**TASK:** From the listing below, extract every line containing "title".

**AVAILABLE RECORDS:**
────

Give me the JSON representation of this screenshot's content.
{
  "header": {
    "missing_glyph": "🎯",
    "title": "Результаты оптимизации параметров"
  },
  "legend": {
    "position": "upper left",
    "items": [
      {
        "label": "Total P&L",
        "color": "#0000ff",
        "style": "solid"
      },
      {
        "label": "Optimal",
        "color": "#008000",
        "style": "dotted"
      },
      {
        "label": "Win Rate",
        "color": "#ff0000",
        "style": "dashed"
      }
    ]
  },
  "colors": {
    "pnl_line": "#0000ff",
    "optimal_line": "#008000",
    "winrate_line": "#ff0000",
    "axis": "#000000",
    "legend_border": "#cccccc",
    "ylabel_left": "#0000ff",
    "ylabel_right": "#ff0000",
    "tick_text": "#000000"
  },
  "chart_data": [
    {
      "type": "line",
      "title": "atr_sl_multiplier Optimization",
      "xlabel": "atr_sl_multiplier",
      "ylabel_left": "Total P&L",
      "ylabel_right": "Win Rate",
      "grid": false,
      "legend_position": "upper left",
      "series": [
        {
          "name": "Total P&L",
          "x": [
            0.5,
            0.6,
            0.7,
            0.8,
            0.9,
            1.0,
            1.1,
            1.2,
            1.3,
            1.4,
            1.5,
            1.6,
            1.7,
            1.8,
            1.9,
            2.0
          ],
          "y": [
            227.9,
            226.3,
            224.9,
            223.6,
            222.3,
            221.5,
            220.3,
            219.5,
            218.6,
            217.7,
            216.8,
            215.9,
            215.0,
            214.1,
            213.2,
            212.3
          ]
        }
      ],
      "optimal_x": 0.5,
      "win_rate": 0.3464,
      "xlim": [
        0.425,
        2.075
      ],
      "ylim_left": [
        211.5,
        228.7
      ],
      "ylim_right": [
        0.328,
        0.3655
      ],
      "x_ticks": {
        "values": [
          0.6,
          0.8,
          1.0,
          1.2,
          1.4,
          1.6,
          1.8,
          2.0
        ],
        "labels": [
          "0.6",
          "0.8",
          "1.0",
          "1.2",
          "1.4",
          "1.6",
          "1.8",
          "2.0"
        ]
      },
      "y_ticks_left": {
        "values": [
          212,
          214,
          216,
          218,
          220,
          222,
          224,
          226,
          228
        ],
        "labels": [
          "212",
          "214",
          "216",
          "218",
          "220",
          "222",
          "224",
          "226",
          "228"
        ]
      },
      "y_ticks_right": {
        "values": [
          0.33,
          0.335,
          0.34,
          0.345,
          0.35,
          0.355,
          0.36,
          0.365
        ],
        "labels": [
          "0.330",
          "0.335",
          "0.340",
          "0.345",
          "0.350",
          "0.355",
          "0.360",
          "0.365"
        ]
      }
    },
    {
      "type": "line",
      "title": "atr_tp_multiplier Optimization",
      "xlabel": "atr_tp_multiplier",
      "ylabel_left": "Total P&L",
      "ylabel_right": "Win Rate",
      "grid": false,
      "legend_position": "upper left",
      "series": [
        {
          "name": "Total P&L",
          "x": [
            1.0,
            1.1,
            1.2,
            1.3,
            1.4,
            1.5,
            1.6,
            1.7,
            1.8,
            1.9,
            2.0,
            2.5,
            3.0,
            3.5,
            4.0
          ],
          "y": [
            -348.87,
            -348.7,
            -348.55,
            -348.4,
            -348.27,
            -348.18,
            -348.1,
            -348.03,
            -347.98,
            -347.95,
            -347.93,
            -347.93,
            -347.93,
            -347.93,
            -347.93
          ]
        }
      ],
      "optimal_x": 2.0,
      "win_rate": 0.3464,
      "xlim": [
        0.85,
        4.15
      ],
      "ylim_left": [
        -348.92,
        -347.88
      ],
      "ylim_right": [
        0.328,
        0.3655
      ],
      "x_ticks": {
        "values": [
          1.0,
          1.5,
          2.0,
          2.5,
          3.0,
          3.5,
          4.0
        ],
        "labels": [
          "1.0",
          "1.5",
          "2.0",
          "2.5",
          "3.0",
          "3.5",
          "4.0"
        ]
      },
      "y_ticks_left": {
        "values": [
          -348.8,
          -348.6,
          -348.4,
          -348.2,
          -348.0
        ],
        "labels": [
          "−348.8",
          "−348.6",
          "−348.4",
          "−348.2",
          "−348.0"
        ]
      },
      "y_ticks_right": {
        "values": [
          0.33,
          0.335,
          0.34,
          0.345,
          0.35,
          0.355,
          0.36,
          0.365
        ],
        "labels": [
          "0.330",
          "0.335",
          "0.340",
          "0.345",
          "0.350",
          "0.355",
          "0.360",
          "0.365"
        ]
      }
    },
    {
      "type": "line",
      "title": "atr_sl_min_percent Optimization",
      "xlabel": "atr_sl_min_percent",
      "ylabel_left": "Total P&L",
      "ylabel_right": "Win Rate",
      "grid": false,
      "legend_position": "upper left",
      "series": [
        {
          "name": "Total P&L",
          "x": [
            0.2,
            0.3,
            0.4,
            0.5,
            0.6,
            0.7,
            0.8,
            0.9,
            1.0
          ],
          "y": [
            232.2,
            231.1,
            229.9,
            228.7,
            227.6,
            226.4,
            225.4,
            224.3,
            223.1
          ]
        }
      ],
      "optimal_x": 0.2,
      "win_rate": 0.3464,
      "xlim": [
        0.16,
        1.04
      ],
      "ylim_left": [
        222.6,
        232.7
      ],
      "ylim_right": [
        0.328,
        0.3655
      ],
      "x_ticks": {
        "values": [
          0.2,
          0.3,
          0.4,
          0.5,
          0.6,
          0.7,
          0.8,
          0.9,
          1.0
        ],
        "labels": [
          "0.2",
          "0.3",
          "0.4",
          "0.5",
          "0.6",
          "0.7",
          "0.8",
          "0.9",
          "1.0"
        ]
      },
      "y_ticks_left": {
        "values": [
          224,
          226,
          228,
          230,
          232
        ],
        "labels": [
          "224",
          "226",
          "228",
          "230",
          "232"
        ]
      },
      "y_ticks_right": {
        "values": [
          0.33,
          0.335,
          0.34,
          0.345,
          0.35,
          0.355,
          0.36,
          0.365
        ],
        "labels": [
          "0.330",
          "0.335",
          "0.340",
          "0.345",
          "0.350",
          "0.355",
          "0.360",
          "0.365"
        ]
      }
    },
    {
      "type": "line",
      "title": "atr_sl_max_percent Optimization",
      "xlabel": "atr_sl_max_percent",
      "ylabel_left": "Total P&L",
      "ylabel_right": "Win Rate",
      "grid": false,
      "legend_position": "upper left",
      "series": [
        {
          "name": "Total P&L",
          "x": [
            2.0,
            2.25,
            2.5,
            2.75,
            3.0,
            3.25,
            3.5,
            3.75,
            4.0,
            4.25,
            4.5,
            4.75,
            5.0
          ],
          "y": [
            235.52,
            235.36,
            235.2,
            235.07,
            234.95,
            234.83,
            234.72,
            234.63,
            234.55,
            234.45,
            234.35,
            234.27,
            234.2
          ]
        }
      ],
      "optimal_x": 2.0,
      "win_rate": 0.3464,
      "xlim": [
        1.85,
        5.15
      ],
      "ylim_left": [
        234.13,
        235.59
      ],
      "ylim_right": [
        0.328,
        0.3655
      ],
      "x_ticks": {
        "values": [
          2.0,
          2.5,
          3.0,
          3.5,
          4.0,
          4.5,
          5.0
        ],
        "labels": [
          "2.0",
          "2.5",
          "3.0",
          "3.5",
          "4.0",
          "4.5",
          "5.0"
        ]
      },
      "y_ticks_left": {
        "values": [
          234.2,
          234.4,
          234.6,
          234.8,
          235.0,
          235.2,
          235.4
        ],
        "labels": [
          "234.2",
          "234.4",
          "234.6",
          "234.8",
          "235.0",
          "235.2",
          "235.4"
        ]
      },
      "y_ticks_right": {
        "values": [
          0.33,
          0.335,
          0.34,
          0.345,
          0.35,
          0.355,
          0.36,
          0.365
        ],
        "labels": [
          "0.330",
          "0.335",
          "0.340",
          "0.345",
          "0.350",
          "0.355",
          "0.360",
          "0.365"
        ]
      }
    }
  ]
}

────

**RESULT FOR THIS EXERCISE:**
    "title": "Результаты оптимизации параметров"
      "title": "atr_sl_multiplier Optimization",
      "title": "atr_tp_multiplier Optimization",
      "title": "atr_sl_min_percent Optimization",
      "title": "atr_sl_max_percent Optimization",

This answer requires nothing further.